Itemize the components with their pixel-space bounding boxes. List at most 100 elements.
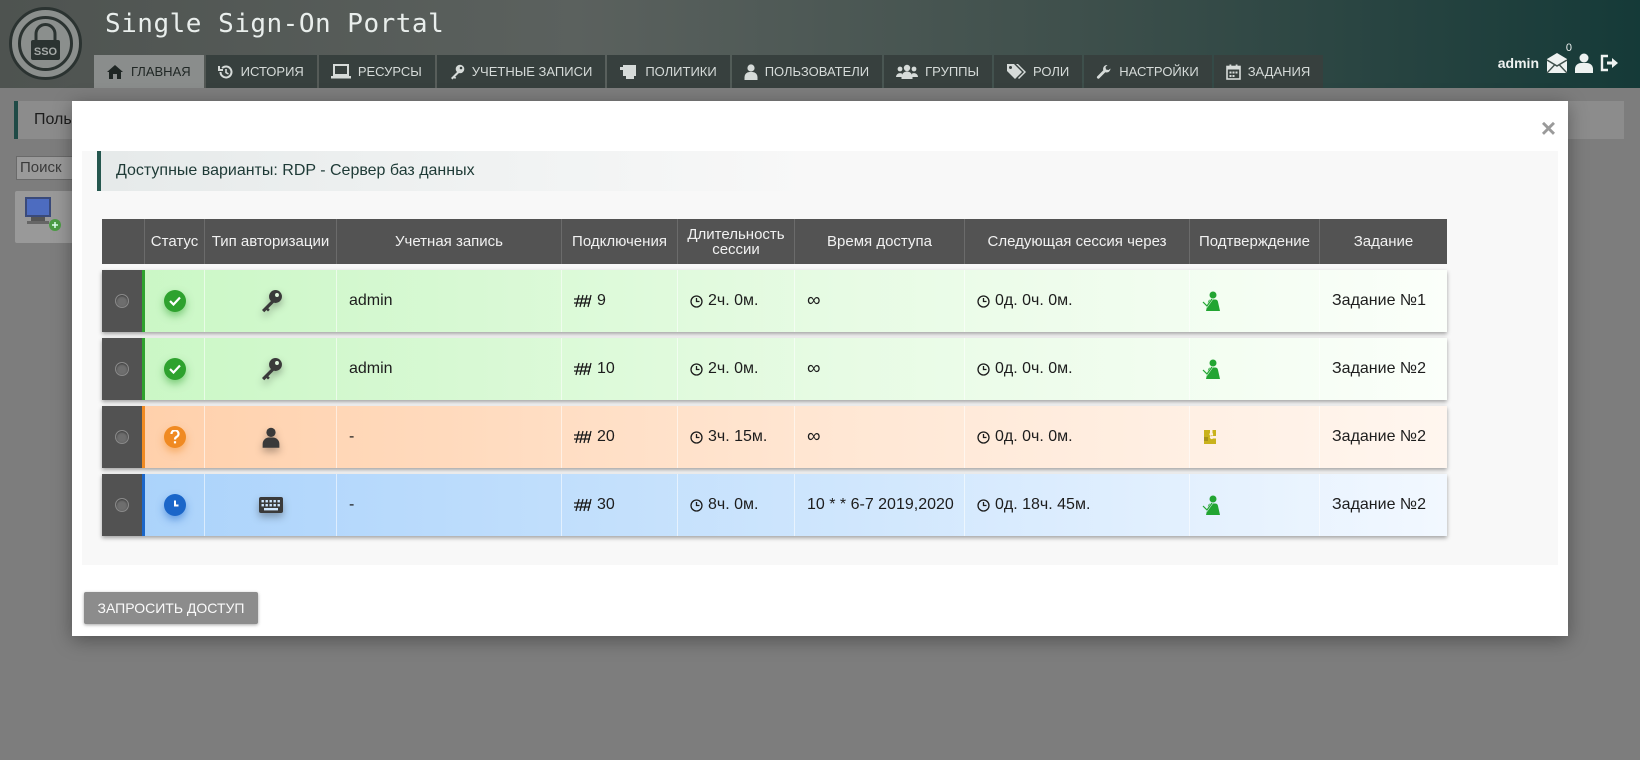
connections-cell: 30 — [562, 474, 678, 536]
connections-cell: 10 — [562, 338, 678, 400]
clock-icon — [977, 294, 990, 308]
clock-icon — [690, 294, 703, 308]
username: admin — [1497, 55, 1539, 71]
status-cell — [145, 474, 205, 536]
approved-user-icon — [1202, 359, 1220, 379]
envelope-icon — [1546, 53, 1568, 74]
table-row[interactable]: - 20 3ч. 15м. ∞ 0д. 0ч. 0м. Задание №2 — [102, 406, 1447, 468]
logout-icon[interactable] — [1600, 54, 1620, 72]
key-icon — [450, 64, 465, 79]
profile-icon[interactable] — [1575, 53, 1593, 73]
svg-text:SSO: SSO — [34, 46, 58, 58]
row-radio[interactable] — [115, 430, 129, 444]
row-radio[interactable] — [115, 294, 129, 308]
background-resource-tile — [15, 191, 75, 243]
status-cell — [145, 406, 205, 468]
hashtag-icon — [574, 362, 592, 376]
row-select-cell — [102, 338, 145, 400]
rdp-resource-icon — [25, 197, 61, 231]
col-next-session: Следующая сессия через — [965, 219, 1190, 264]
task-cell: Задание №2 — [1332, 428, 1426, 445]
tab-roles[interactable]: Роли — [994, 55, 1083, 88]
tab-groups-label: Группы — [925, 64, 980, 79]
app-title: Single Sign-On Portal — [105, 9, 445, 39]
access-options-modal: × Доступные варианты: RDP - Сервер баз д… — [72, 101, 1568, 636]
puzzle-icon — [1204, 430, 1216, 444]
approved-user-icon — [1202, 495, 1220, 515]
row-select-cell — [102, 406, 145, 468]
auth-type-cell — [205, 406, 337, 468]
tab-history[interactable]: История — [205, 55, 317, 88]
tab-tasks[interactable]: Задания — [1213, 55, 1324, 88]
hashtag-icon — [574, 430, 592, 444]
laptop-icon — [330, 64, 351, 79]
tab-settings[interactable]: Настройки — [1084, 55, 1212, 88]
main-nav: Главная История Ресурсы Учетные записи П… — [94, 55, 1324, 88]
users-icon — [896, 64, 919, 79]
check-circle-icon — [163, 358, 186, 380]
col-auth-type: Тип авторизации — [205, 219, 337, 264]
tab-resources[interactable]: Ресурсы — [318, 55, 435, 88]
tab-history-label: История — [240, 64, 304, 79]
keyboard-icon — [258, 497, 283, 513]
check-circle-icon — [163, 290, 186, 312]
messages-button[interactable]: 0 — [1546, 42, 1572, 74]
tab-resources-label: Ресурсы — [357, 64, 422, 79]
request-access-button[interactable]: Запросить доступ — [84, 592, 258, 624]
account-cell: admin — [337, 338, 562, 400]
clock-icon — [690, 430, 703, 444]
table-row[interactable]: - 30 8ч. 0м. 10 * * 6-7 2019,2020 0д. 18… — [102, 474, 1447, 536]
scroll-icon — [620, 64, 637, 79]
clock-icon — [690, 362, 703, 376]
approved-user-icon — [1202, 291, 1220, 311]
history-icon — [217, 65, 233, 78]
account-cell: - — [337, 406, 562, 468]
sso-logo[interactable]: SSO — [9, 7, 82, 80]
col-connections: Подключения — [562, 219, 678, 264]
duration-cell: 3ч. 15м. — [678, 406, 795, 468]
task-cell: Задание №1 — [1332, 292, 1426, 309]
row-radio[interactable] — [115, 362, 129, 376]
tab-users-label: Пользователи — [764, 64, 870, 79]
tab-settings-label: Настройки — [1119, 64, 1199, 79]
col-status: Статус — [145, 219, 205, 264]
approval-cell — [1190, 338, 1320, 400]
clock-circle-icon — [163, 494, 186, 516]
tab-roles-label: Роли — [1033, 64, 1070, 79]
next-session-cell: 0д. 18ч. 45м. — [965, 474, 1190, 536]
tab-home[interactable]: Главная — [94, 55, 204, 88]
auth-type-cell — [205, 338, 337, 400]
tab-home-label: Главная — [131, 64, 191, 79]
hashtag-icon — [574, 294, 592, 308]
background-page-title-text: Поль — [34, 111, 72, 128]
tab-accounts[interactable]: Учетные записи — [436, 55, 606, 88]
col-session-duration: Длительность сессии — [678, 219, 795, 264]
access-time-cell: ∞ — [795, 406, 965, 468]
connections-cell: 9 — [562, 270, 678, 332]
wrench-icon — [1097, 64, 1111, 79]
task-cell: Задание №2 — [1332, 496, 1426, 513]
table-row[interactable]: admin 9 2ч. 0м. ∞ 0д. 0ч. 0м. Задание №1 — [102, 270, 1447, 332]
access-options-table: Статус Тип авторизации Учетная запись По… — [102, 219, 1447, 536]
row-select-cell — [102, 474, 145, 536]
approval-cell — [1190, 270, 1320, 332]
account-cell: - — [337, 474, 562, 536]
approval-cell — [1190, 406, 1320, 468]
home-icon — [107, 64, 123, 79]
modal-close-button[interactable]: × — [1541, 115, 1556, 141]
col-account: Учетная запись — [337, 219, 562, 264]
access-time-cell: ∞ — [795, 270, 965, 332]
tab-groups[interactable]: Группы — [884, 55, 993, 88]
next-session-cell: 0д. 0ч. 0м. — [965, 406, 1190, 468]
clock-icon — [977, 430, 990, 444]
tab-policies[interactable]: Политики — [607, 55, 730, 88]
table-header: Статус Тип авторизации Учетная запись По… — [102, 219, 1447, 264]
row-select-cell — [102, 270, 145, 332]
sso-logo-icon: SSO — [18, 16, 73, 71]
tab-users[interactable]: Пользователи — [731, 55, 883, 88]
row-radio[interactable] — [115, 498, 129, 512]
table-row[interactable]: admin 10 2ч. 0м. ∞ 0д. 0ч. 0м. Задание №… — [102, 338, 1447, 400]
col-task: Задание — [1353, 233, 1414, 250]
duration-cell: 2ч. 0м. — [678, 338, 795, 400]
next-session-cell: 0д. 0ч. 0м. — [965, 338, 1190, 400]
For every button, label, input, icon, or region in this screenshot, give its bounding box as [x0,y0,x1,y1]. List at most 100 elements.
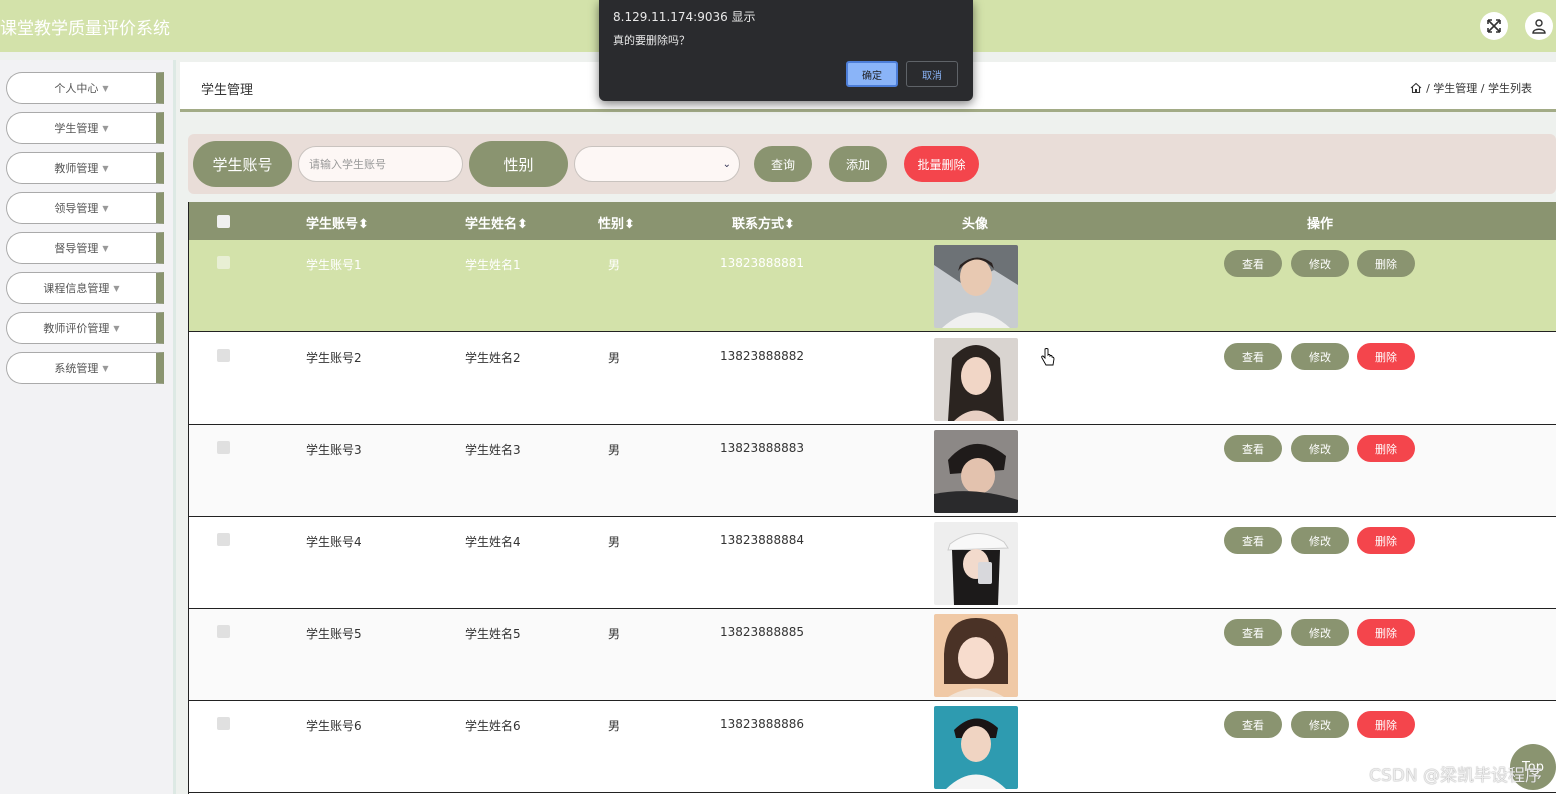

▶ [STATED EXERCISE]:
Can you edit the material starting at the line that contains "connections-cell: 30 — [562, 474, 678, 536]" and ending at the line that contains "approved-user-icon — [1202, 359, 1220, 379]", replacing "clock-icon" with "time-icon" and leaving everything else as it is, then give back only those lines?

▶ [ANSWER BELOW]:
connections-cell: 30 — [562, 474, 678, 536]
connections-cell: 10 — [562, 338, 678, 400]
time-icon — [977, 294, 990, 308]
time-icon — [690, 294, 703, 308]
username: admin — [1497, 55, 1539, 71]
status-cell — [145, 474, 205, 536]
approved-user-icon — [1202, 359, 1220, 379]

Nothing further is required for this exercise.